╭─ Stored rows

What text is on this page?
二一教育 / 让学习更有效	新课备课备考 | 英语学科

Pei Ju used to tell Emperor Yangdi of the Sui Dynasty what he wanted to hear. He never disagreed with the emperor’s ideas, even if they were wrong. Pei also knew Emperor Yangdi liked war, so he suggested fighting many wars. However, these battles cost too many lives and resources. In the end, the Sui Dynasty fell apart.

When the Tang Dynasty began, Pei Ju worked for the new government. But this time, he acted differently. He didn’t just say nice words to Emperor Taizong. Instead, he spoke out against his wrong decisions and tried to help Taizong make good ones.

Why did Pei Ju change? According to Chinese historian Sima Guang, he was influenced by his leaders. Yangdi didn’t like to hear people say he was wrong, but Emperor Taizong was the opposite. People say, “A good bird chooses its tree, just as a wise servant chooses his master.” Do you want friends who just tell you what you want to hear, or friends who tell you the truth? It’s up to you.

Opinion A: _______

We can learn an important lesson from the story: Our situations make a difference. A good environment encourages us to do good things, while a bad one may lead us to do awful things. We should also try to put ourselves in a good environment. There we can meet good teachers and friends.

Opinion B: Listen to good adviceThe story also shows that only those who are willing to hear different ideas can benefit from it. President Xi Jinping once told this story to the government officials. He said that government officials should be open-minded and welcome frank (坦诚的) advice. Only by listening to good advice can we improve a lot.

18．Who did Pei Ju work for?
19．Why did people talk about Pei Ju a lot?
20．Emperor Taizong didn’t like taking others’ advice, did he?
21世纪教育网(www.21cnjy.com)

╰─
╭─ Stored rows

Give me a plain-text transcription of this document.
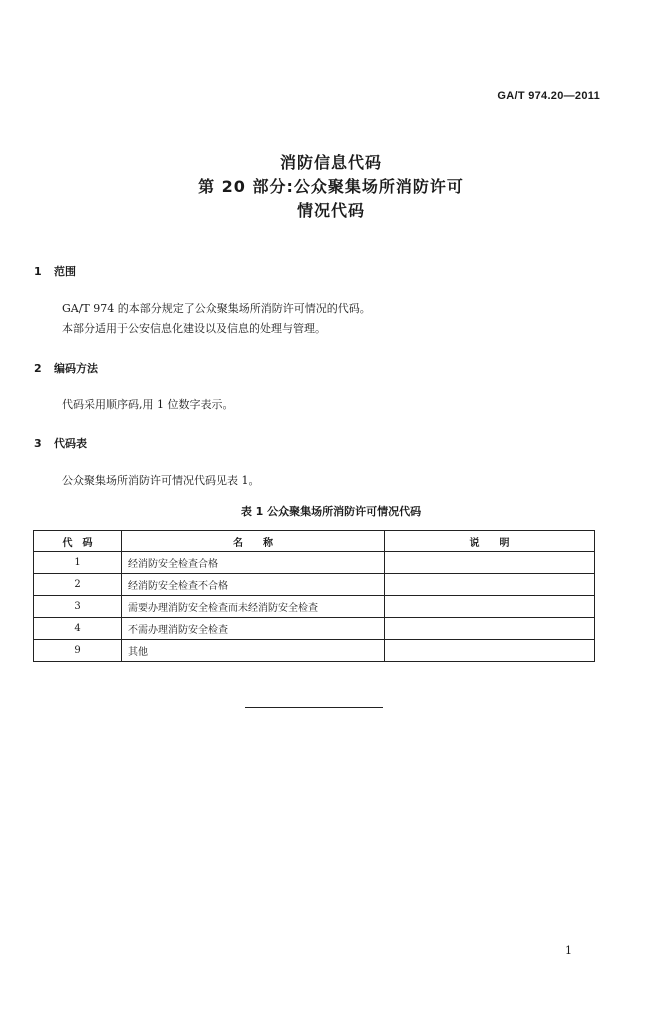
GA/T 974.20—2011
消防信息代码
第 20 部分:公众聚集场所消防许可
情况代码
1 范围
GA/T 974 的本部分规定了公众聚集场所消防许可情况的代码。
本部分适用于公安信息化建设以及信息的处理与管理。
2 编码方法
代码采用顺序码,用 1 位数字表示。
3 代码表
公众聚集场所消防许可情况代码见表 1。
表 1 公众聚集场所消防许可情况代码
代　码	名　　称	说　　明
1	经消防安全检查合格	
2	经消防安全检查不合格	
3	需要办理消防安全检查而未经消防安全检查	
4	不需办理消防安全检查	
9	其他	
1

╰─

## Directive
State how many lines of the records hold the string "wrong", and nothing else.

## The solution
3